▼
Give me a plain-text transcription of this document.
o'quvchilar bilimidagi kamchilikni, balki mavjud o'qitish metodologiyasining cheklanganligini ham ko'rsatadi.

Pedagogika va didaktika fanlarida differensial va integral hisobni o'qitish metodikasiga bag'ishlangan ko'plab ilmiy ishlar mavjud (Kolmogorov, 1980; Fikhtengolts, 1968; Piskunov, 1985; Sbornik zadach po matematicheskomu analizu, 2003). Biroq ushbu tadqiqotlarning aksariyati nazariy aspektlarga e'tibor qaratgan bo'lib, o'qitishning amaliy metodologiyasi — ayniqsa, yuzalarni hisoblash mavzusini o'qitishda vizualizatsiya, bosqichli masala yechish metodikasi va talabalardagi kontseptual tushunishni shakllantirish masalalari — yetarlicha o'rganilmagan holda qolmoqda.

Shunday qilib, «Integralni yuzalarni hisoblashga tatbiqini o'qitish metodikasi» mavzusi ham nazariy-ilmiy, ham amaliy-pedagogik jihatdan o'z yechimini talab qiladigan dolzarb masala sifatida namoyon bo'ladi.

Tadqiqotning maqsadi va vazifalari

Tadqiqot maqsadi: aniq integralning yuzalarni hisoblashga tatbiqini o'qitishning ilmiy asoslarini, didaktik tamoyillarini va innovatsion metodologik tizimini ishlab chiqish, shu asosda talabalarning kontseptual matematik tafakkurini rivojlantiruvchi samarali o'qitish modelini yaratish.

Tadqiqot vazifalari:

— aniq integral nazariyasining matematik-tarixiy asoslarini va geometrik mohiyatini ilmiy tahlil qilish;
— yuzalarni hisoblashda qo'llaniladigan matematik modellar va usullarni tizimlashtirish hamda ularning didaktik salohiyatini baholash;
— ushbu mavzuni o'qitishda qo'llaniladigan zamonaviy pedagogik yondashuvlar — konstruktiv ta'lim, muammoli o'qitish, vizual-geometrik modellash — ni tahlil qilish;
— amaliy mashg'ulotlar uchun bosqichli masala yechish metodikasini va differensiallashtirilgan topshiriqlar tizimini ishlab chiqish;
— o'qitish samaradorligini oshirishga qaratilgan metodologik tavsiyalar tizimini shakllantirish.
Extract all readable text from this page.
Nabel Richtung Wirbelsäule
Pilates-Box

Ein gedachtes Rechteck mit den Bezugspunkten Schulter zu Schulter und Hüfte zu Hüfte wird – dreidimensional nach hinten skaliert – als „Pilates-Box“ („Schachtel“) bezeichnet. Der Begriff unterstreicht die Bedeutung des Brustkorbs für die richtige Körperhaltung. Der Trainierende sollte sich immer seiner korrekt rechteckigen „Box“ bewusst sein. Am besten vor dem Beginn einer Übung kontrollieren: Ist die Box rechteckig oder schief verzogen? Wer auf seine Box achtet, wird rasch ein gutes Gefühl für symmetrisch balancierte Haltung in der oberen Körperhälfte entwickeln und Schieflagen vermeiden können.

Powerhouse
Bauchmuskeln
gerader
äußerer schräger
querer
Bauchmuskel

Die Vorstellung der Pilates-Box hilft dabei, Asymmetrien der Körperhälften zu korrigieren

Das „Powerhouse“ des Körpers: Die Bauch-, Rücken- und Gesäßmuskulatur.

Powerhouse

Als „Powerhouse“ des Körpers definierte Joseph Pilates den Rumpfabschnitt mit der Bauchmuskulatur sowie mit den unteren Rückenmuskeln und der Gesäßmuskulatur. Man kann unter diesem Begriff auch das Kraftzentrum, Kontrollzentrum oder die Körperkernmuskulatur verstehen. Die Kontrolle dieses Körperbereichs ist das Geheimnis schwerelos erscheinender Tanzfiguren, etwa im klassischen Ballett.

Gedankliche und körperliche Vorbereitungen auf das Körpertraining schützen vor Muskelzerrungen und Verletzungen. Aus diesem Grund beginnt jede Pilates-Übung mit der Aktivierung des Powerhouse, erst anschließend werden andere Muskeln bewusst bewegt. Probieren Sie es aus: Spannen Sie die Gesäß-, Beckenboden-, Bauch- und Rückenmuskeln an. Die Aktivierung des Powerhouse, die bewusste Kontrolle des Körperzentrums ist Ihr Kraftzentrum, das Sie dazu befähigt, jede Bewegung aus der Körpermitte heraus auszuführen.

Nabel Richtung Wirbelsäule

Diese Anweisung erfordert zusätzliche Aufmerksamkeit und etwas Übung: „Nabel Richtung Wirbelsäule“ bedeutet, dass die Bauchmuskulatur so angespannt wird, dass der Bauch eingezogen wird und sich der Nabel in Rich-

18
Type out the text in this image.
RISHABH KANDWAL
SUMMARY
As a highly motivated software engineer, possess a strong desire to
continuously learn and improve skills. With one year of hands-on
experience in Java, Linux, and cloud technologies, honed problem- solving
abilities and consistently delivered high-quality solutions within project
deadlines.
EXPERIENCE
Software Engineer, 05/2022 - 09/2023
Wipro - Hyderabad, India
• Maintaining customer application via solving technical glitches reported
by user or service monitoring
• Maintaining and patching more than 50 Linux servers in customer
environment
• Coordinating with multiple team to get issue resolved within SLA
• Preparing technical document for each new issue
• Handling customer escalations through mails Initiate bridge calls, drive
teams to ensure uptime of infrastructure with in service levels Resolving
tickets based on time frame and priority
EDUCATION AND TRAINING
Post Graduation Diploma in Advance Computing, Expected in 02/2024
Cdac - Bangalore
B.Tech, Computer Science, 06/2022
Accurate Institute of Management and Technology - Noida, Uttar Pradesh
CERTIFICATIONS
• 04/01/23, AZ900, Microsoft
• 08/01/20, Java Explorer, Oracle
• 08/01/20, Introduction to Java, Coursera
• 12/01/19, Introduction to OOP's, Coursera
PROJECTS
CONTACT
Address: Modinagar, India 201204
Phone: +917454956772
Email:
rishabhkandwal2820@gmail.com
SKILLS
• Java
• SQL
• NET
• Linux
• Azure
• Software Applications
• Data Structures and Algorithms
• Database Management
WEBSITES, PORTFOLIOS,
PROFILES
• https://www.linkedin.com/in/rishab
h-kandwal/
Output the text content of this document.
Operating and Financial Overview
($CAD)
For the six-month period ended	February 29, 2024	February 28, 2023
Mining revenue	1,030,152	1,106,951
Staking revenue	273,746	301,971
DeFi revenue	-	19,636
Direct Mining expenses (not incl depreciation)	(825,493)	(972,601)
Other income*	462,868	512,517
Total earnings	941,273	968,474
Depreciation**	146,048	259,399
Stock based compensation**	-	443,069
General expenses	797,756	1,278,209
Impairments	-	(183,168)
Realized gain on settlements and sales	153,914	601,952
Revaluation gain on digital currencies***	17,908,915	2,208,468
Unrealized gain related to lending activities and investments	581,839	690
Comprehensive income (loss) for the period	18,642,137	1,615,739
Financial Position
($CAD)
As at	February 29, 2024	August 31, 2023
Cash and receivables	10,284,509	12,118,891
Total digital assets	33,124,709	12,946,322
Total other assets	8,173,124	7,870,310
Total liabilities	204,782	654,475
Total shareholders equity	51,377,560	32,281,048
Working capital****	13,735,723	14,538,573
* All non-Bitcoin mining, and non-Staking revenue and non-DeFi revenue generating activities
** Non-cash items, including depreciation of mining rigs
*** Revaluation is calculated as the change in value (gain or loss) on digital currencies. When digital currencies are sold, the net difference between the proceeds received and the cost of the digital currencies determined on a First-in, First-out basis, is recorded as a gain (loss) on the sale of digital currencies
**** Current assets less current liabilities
▲
• [Written request]: Repeat the material above in full, quoting it exactly.

• [Completed task]:
Give me a plain-text transcription of this document.
o'quvchilar bilimidagi kamchilikni, balki mavjud o'qitish metodologiyasining cheklanganligini ham ko'rsatadi.

Pedagogika va didaktika fanlarida differensial va integral hisobni o'qitish metodikasiga bag'ishlangan ko'plab ilmiy ishlar mavjud (Kolmogorov, 1980; Fikhtengolts, 1968; Piskunov, 1985; Sbornik zadach po matematicheskomu analizu, 2003). Biroq ushbu tadqiqotlarning aksariyati nazariy aspektlarga e'tibor qaratgan bo'lib, o'qitishning amaliy metodologiyasi — ayniqsa, yuzalarni hisoblash mavzusini o'qitishda vizualizatsiya, bosqichli masala yechish metodikasi va talabalardagi kontseptual tushunishni shakllantirish masalalari — yetarlicha o'rganilmagan holda qolmoqda.

Shunday qilib, «Integralni yuzalarni hisoblashga tatbiqini o'qitish metodikasi» mavzusi ham nazariy-ilmiy, ham amaliy-pedagogik jihatdan o'z yechimini talab qiladigan dolzarb masala sifatida namoyon bo'ladi.

Tadqiqotning maqsadi va vazifalari

Tadqiqot maqsadi: aniq integralning yuzalarni hisoblashga tatbiqini o'qitishning ilmiy asoslarini, didaktik tamoyillarini va innovatsion metodologik tizimini ishlab chiqish, shu asosda talabalarning kontseptual matematik tafakkurini rivojlantiruvchi samarali o'qitish modelini yaratish.

Tadqiqot vazifalari:

— aniq integral nazariyasining matematik-tarixiy asoslarini va geometrik mohiyatini ilmiy tahlil qilish;
— yuzalarni hisoblashda qo'llaniladigan matematik modellar va usullarni tizimlashtirish hamda ularning didaktik salohiyatini baholash;
— ushbu mavzuni o'qitishda qo'llaniladigan zamonaviy pedagogik yondashuvlar — konstruktiv ta'lim, muammoli o'qitish, vizual-geometrik modellash — ni tahlil qilish;
— amaliy mashg'ulotlar uchun bosqichli masala yechish metodikasini va differensiallashtirilgan topshiriqlar tizimini ishlab chiqish;
— o'qitish samaradorligini oshirishga qaratilgan metodologik tavsiyalar tizimini shakllantirish.
Extract all readable text from this page.
Nabel Richtung Wirbelsäule
Pilates-Box

Ein gedachtes Rechteck mit den Bezugspunkten Schulter zu Schulter und Hüfte zu Hüfte wird – dreidimensional nach hinten skaliert – als „Pilates-Box“ („Schachtel“) bezeichnet. Der Begriff unterstreicht die Bedeutung des Brustkorbs für die richtige Körperhaltung. Der Trainierende sollte sich immer seiner korrekt rechteckigen „Box“ bewusst sein. Am besten vor dem Beginn einer Übung kontrollieren: Ist die Box rechteckig oder schief verzogen? Wer auf seine Box achtet, wird rasch ein gutes Gefühl für symmetrisch balancierte Haltung in der oberen Körperhälfte entwickeln und Schieflagen vermeiden können.

Powerhouse
Bauchmuskeln
gerader
äußerer schräger
querer
Bauchmuskel

Die Vorstellung der Pilates-Box hilft dabei, Asymmetrien der Körperhälften zu korrigieren

Das „Powerhouse“ des Körpers: Die Bauch-, Rücken- und Gesäßmuskulatur.

Powerhouse

Als „Powerhouse“ des Körpers definierte Joseph Pilates den Rumpfabschnitt mit der Bauchmuskulatur sowie mit den unteren Rückenmuskeln und der Gesäßmuskulatur. Man kann unter diesem Begriff auch das Kraftzentrum, Kontrollzentrum oder die Körperkernmuskulatur verstehen. Die Kontrolle dieses Körperbereichs ist das Geheimnis schwerelos erscheinender Tanzfiguren, etwa im klassischen Ballett.

Gedankliche und körperliche Vorbereitungen auf das Körpertraining schützen vor Muskelzerrungen und Verletzungen. Aus diesem Grund beginnt jede Pilates-Übung mit der Aktivierung des Powerhouse, erst anschließend werden andere Muskeln bewusst bewegt. Probieren Sie es aus: Spannen Sie die Gesäß-, Beckenboden-, Bauch- und Rückenmuskeln an. Die Aktivierung des Powerhouse, die bewusste Kontrolle des Körperzentrums ist Ihr Kraftzentrum, das Sie dazu befähigt, jede Bewegung aus der Körpermitte heraus auszuführen.

Nabel Richtung Wirbelsäule

Diese Anweisung erfordert zusätzliche Aufmerksamkeit und etwas Übung: „Nabel Richtung Wirbelsäule“ bedeutet, dass die Bauchmuskulatur so angespannt wird, dass der Bauch eingezogen wird und sich der Nabel in Rich-

18
Type out the text in this image.
RISHABH KANDWAL
SUMMARY
As a highly motivated software engineer, possess a strong desire to
continuously learn and improve skills. With one year of hands-on
experience in Java, Linux, and cloud technologies, honed problem- solving
abilities and consistently delivered high-quality solutions within project
deadlines.
EXPERIENCE
Software Engineer, 05/2022 - 09/2023
Wipro - Hyderabad, India
• Maintaining customer application via solving technical glitches reported
by user or service monitoring
• Maintaining and patching more than 50 Linux servers in customer
environment
• Coordinating with multiple team to get issue resolved within SLA
• Preparing technical document for each new issue
• Handling customer escalations through mails Initiate bridge calls, drive
teams to ensure uptime of infrastructure with in service levels Resolving
tickets based on time frame and priority
EDUCATION AND TRAINING
Post Graduation Diploma in Advance Computing, Expected in 02/2024
Cdac - Bangalore
B.Tech, Computer Science, 06/2022
Accurate Institute of Management and Technology - Noida, Uttar Pradesh
CERTIFICATIONS
• 04/01/23, AZ900, Microsoft
• 08/01/20, Java Explorer, Oracle
• 08/01/20, Introduction to Java, Coursera
• 12/01/19, Introduction to OOP's, Coursera
PROJECTS
CONTACT
Address: Modinagar, India 201204
Phone: +917454956772
Email:
rishabhkandwal2820@gmail.com
SKILLS
• Java
• SQL
• NET
• Linux
• Azure
• Software Applications
• Data Structures and Algorithms
• Database Management
WEBSITES, PORTFOLIOS,
PROFILES
• https://www.linkedin.com/in/rishab
h-kandwal/
Output the text content of this document.
Operating and Financial Overview
($CAD)
For the six-month period ended	February 29, 2024	February 28, 2023
Mining revenue	1,030,152	1,106,951
Staking revenue	273,746	301,971
DeFi revenue	-	19,636
Direct Mining expenses (not incl depreciation)	(825,493)	(972,601)
Other income*	462,868	512,517
Total earnings	941,273	968,474
Depreciation**	146,048	259,399
Stock based compensation**	-	443,069
General expenses	797,756	1,278,209
Impairments	-	(183,168)
Realized gain on settlements and sales	153,914	601,952
Revaluation gain on digital currencies***	17,908,915	2,208,468
Unrealized gain related to lending activities and investments	581,839	690
Comprehensive income (loss) for the period	18,642,137	1,615,739
Financial Position
($CAD)
As at	February 29, 2024	August 31, 2023
Cash and receivables	10,284,509	12,118,891
Total digital assets	33,124,709	12,946,322
Total other assets	8,173,124	7,870,310
Total liabilities	204,782	654,475
Total shareholders equity	51,377,560	32,281,048
Working capital****	13,735,723	14,538,573
* All non-Bitcoin mining, and non-Staking revenue and non-DeFi revenue generating activities
** Non-cash items, including depreciation of mining rigs
*** Revaluation is calculated as the change in value (gain or loss) on digital currencies. When digital currencies are sold, the net difference between the proceeds received and the cost of the digital currencies determined on a First-in, First-out basis, is recorded as a gain (loss) on the sale of digital currencies
**** Current assets less current liabilities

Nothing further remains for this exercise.